[Start DATA ROWS]

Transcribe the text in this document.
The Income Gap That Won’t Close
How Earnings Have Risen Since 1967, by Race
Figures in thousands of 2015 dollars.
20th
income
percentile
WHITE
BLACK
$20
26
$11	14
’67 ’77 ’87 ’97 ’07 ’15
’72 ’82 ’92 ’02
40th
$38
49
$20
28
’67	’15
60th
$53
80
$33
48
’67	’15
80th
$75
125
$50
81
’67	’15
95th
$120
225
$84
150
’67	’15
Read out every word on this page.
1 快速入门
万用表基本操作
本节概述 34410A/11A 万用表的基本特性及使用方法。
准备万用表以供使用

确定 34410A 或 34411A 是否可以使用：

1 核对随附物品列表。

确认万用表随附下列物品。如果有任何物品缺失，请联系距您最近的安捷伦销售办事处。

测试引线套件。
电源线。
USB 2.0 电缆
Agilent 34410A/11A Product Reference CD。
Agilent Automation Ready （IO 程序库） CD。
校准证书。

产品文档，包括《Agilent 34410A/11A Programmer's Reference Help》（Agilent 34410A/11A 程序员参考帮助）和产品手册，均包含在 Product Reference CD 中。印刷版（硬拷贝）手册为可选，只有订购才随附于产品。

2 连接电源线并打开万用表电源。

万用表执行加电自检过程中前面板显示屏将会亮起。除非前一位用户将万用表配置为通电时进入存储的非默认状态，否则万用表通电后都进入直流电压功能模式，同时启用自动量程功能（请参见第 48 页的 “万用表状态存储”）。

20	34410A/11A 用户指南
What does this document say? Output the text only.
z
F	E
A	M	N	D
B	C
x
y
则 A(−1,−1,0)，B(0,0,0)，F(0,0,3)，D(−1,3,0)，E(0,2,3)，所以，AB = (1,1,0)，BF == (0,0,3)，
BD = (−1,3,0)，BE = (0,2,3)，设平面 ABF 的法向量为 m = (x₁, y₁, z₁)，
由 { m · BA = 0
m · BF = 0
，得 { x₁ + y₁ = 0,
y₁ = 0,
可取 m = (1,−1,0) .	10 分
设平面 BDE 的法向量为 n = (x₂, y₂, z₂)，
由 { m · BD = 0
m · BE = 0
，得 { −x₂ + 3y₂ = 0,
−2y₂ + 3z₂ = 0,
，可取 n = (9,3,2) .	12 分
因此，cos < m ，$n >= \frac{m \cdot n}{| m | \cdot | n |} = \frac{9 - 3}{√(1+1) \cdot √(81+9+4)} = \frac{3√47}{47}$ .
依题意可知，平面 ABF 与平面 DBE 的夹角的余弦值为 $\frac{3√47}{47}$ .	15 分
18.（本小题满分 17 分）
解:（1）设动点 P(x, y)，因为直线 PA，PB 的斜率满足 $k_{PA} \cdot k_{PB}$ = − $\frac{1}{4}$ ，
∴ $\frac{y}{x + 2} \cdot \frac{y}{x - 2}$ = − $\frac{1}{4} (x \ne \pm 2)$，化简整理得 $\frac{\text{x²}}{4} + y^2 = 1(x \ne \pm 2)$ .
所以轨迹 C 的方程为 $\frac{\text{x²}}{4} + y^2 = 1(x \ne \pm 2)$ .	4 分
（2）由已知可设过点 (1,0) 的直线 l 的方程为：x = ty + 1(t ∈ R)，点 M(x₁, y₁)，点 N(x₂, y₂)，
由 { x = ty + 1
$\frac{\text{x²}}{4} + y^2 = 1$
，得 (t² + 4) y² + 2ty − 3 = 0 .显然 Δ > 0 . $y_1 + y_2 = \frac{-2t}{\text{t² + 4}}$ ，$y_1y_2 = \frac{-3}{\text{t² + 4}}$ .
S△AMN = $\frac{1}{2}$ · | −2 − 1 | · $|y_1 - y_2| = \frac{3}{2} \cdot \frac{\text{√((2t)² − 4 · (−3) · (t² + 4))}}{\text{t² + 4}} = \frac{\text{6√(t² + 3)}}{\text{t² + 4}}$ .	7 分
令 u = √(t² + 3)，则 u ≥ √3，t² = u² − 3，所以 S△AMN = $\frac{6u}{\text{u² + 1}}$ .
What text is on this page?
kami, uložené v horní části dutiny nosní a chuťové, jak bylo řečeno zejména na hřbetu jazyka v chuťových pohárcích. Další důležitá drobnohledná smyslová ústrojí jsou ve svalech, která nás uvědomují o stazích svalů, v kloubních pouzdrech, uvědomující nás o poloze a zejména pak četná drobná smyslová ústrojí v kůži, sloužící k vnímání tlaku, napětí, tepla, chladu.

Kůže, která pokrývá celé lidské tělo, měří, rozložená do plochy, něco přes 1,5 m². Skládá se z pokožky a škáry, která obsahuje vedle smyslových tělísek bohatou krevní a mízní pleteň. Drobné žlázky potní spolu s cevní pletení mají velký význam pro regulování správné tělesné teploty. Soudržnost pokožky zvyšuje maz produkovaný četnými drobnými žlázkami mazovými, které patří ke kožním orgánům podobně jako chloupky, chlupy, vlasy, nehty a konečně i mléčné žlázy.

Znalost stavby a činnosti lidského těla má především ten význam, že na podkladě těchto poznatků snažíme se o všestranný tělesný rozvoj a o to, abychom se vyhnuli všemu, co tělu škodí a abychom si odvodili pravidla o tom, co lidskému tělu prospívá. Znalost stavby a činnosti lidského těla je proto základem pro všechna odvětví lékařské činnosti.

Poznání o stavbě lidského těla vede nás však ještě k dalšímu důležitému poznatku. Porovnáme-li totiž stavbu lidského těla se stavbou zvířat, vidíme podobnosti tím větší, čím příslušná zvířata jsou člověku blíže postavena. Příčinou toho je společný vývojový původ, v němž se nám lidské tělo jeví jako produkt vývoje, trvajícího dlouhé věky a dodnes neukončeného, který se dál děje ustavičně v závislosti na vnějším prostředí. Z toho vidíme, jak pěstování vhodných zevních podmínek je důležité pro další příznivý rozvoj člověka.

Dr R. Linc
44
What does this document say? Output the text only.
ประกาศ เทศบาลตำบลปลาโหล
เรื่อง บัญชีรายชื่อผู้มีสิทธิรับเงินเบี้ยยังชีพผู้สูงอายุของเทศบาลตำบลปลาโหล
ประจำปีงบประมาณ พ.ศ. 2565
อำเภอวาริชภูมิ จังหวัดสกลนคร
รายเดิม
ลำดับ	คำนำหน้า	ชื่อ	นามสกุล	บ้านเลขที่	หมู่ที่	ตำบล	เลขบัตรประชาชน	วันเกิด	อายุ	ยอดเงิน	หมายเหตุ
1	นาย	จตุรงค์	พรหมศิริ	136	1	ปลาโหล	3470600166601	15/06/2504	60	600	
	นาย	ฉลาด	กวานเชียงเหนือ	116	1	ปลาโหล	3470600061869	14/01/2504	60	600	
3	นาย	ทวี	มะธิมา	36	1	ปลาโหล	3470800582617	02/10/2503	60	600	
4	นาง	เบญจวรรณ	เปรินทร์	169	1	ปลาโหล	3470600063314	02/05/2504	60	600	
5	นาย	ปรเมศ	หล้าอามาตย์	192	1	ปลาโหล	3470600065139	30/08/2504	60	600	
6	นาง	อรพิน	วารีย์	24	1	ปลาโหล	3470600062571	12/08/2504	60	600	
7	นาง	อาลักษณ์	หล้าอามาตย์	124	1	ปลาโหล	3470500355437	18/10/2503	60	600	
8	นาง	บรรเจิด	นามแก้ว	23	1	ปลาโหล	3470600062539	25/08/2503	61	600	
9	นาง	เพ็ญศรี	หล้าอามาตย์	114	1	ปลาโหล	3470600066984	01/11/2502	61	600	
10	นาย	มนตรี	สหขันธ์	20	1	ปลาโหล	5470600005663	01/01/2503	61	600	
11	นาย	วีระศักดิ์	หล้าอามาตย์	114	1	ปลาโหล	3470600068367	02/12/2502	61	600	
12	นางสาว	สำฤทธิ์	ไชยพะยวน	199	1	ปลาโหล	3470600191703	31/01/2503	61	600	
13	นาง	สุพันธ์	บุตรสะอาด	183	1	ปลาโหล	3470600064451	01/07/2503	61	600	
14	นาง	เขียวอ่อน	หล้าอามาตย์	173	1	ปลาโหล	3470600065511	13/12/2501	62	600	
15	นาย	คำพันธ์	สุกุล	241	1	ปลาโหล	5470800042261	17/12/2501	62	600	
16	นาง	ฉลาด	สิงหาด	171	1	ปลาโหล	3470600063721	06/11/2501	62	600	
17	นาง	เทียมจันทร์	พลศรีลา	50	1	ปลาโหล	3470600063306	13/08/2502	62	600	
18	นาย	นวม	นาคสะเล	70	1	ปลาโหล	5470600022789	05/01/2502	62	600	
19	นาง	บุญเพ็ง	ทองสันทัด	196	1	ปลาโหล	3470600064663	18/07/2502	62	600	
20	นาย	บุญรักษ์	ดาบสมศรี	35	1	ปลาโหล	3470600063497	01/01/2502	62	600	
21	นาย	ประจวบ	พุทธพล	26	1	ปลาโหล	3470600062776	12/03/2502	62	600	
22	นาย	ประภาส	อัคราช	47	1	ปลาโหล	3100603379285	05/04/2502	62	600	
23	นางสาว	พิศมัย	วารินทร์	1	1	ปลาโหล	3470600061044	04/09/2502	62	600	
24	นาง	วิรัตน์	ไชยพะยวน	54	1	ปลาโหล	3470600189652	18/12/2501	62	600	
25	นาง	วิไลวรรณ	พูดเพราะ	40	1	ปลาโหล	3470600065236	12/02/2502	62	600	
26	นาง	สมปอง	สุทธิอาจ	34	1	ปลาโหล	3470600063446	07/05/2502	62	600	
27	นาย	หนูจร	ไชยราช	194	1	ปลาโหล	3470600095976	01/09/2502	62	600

[End DATA ROWS]

- [WHAT TO WORK ON]:
Return all lines containing "Product".

- [WRITTEN ANSWER]:
Agilent 34410A/11A Product Reference CD。
产品文档，包括《Agilent 34410A/11A Programmer's Reference Help》（Agilent 34410A/11A 程序员参考帮助）和产品手册，均包含在 Product Reference CD 中。印刷版（硬拷贝）手册为可选，只有订购才随附于产品。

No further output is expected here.